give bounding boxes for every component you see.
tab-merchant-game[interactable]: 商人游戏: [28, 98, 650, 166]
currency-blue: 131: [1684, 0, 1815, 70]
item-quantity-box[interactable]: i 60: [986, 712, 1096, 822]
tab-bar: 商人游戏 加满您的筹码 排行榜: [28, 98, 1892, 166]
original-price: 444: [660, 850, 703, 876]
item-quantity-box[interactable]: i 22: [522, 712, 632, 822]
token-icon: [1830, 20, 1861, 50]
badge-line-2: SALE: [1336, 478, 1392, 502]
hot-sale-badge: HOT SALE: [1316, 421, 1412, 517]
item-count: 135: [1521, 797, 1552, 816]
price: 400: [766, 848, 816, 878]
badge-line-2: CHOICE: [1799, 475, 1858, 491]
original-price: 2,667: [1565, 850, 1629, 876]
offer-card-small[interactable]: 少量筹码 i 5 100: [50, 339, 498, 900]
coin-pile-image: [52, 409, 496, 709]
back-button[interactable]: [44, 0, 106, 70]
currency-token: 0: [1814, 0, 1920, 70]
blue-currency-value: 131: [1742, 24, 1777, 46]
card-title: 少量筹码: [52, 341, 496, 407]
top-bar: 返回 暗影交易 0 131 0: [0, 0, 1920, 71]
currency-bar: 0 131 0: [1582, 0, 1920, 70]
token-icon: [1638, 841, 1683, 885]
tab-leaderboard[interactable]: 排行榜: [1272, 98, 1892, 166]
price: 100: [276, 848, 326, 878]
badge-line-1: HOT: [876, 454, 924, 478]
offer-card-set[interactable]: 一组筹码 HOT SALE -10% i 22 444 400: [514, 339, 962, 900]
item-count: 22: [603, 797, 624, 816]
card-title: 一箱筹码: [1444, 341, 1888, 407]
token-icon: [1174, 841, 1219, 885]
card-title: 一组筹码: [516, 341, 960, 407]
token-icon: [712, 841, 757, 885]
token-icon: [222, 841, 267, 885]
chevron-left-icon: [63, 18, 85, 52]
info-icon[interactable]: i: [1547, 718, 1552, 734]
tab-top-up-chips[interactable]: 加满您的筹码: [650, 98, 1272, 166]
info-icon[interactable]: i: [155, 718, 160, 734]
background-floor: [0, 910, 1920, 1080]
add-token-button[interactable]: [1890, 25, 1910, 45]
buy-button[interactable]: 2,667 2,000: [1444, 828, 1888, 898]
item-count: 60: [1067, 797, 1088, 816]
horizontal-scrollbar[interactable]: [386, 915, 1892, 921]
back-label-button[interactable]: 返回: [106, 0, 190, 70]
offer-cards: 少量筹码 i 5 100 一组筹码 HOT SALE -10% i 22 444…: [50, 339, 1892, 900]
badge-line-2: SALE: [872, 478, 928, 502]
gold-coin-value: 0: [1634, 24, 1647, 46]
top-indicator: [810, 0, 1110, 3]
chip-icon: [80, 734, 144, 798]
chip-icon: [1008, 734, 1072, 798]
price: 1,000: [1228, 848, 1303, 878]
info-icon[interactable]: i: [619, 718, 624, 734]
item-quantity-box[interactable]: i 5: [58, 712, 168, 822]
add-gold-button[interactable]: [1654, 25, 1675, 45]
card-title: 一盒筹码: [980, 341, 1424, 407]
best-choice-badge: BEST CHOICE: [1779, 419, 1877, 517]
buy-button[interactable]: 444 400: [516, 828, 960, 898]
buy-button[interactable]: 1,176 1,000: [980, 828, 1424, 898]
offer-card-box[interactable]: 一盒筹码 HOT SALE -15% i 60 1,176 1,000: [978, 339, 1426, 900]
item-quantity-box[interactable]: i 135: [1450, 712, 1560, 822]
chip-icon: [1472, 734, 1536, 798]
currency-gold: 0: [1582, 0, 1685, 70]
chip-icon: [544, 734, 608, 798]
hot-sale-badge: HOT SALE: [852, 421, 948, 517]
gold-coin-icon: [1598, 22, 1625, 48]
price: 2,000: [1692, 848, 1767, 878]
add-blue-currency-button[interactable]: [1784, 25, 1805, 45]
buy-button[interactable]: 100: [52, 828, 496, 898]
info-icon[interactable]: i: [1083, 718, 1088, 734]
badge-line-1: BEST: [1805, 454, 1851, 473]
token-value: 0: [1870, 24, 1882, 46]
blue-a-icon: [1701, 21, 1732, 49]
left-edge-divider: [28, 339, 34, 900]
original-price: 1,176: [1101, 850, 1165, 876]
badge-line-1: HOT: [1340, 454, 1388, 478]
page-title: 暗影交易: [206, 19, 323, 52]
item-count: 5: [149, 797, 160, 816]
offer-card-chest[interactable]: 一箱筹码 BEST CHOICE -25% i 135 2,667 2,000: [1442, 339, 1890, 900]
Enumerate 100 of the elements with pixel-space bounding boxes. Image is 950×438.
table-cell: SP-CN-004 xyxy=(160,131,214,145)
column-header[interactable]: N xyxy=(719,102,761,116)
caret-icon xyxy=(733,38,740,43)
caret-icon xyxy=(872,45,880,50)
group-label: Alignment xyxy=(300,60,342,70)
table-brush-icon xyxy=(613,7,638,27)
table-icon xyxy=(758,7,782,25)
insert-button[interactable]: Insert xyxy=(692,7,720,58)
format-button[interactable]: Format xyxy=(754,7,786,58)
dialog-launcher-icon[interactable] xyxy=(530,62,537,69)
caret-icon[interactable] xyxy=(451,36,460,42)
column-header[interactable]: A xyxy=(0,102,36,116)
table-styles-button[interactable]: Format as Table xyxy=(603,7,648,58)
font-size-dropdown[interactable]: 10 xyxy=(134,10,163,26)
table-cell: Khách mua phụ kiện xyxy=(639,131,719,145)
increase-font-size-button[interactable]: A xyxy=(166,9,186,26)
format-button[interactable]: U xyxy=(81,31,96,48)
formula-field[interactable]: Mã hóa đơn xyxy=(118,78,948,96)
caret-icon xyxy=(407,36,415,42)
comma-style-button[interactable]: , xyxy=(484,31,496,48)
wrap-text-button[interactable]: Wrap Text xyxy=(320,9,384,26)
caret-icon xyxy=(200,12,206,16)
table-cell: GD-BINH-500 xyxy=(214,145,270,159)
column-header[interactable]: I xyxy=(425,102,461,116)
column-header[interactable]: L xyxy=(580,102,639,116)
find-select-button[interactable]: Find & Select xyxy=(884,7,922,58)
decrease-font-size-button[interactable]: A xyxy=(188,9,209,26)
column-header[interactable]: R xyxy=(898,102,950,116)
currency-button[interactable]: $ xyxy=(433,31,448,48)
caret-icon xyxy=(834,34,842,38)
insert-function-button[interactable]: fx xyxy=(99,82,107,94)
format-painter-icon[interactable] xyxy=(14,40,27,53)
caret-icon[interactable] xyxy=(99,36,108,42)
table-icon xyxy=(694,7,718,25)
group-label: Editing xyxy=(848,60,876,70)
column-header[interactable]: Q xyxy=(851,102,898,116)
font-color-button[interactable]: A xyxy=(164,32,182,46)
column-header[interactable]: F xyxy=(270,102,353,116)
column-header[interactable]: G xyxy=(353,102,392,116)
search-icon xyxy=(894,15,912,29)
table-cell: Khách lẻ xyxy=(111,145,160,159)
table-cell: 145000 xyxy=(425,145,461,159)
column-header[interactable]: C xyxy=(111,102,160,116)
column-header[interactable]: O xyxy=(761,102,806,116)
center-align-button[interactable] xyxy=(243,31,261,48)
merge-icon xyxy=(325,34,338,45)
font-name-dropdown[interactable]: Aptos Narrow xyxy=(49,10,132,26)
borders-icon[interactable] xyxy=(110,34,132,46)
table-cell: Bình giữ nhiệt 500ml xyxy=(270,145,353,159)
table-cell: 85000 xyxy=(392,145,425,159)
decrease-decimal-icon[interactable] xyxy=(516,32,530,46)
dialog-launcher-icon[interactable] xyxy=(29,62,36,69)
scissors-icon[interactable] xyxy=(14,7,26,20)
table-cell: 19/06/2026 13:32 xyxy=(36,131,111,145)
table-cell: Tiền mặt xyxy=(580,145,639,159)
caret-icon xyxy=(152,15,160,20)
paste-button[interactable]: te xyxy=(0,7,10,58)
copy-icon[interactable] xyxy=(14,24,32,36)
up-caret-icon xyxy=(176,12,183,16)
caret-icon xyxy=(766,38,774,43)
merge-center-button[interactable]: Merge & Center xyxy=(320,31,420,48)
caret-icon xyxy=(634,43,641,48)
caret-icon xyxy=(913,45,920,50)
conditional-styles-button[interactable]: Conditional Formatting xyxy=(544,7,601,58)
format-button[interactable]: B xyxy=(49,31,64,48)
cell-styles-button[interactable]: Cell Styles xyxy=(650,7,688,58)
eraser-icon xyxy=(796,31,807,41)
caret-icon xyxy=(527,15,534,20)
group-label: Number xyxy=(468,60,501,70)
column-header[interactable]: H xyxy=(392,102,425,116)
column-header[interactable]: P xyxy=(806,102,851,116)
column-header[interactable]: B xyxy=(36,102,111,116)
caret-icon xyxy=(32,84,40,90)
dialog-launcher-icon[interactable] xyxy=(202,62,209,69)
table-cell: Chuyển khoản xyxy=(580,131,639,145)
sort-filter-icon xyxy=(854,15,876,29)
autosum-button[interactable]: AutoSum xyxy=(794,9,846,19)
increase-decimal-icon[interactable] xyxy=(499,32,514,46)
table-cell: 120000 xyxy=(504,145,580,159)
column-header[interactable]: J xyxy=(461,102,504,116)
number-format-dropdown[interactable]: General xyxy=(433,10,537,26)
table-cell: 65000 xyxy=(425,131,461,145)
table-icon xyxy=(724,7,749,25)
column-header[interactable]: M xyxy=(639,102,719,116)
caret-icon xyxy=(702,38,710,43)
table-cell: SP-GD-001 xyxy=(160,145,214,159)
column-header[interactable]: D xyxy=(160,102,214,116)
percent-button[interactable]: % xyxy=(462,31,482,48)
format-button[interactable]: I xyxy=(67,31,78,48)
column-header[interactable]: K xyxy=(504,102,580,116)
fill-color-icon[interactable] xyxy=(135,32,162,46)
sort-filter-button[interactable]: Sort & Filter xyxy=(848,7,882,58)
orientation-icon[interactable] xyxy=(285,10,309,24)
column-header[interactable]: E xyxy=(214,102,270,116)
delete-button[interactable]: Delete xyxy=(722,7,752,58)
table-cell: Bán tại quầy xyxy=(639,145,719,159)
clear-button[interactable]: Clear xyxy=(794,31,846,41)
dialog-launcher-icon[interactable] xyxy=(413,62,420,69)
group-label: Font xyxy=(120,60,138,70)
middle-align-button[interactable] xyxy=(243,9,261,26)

Stated exercise –
Transcribe the records exactly, from their first line through the line that contains "original-price: 444: [660, 850, 703, 876]", including both of those lines.

Answer –
give bounding boxes for every component you see.
tab-merchant-game[interactable]: 商人游戏: [28, 98, 650, 166]
currency-blue: 131: [1684, 0, 1815, 70]
item-quantity-box[interactable]: i 60: [986, 712, 1096, 822]
tab-bar: 商人游戏 加满您的筹码 排行榜: [28, 98, 1892, 166]
original-price: 444: [660, 850, 703, 876]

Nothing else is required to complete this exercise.